» **Entries provided**:
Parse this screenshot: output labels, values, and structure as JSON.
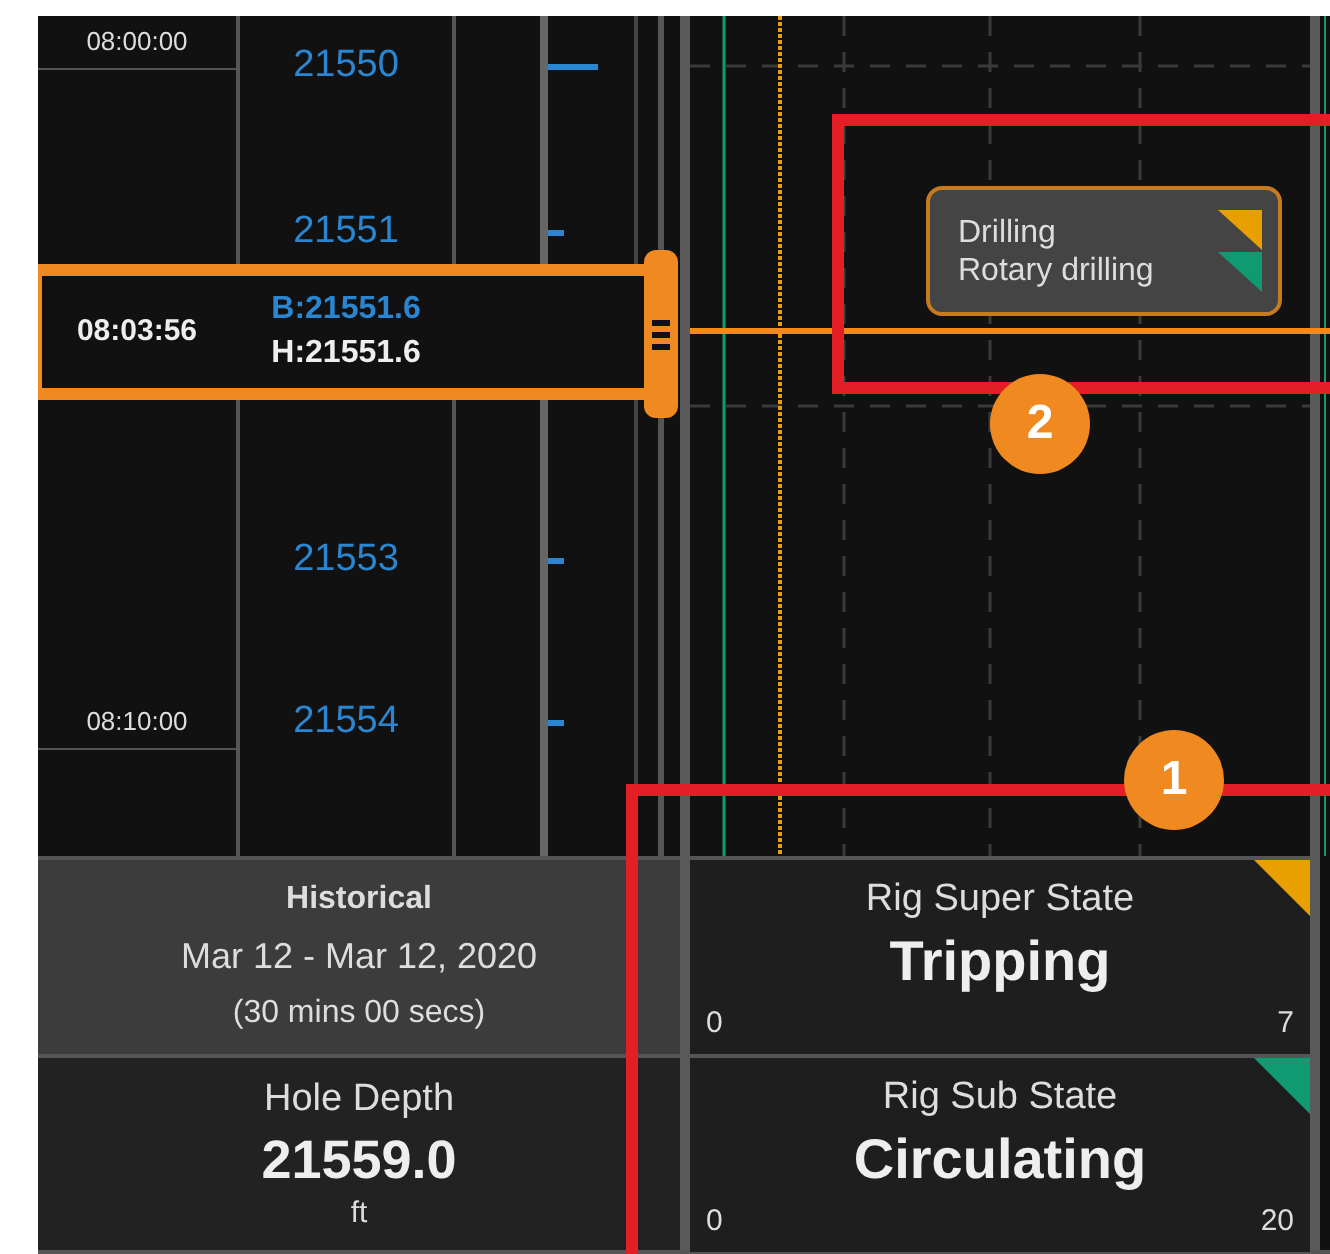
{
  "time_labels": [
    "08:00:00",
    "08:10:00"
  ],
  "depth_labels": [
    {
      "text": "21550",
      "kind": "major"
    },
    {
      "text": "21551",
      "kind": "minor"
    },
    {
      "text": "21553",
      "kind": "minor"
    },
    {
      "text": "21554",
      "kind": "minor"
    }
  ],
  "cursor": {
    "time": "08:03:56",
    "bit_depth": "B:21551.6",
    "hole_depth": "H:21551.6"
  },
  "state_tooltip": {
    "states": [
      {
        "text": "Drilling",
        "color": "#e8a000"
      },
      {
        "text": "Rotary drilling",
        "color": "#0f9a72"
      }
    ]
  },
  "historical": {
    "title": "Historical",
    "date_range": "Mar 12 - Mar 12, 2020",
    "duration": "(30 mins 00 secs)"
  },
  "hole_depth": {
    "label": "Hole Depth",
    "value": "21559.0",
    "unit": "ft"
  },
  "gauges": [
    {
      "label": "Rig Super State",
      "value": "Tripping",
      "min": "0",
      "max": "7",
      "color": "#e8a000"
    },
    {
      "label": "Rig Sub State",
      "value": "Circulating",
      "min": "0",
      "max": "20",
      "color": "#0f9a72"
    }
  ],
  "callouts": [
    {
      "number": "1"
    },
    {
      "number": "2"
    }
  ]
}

» **What the task asks**:
Select every line where the word "text" occurs.

» **Solution to this task**:
      "text": "21550",
      "text": "21551",
      "text": "21553",
      "text": "21554",
        "text": "Drilling",
        "text": "Rotary drilling",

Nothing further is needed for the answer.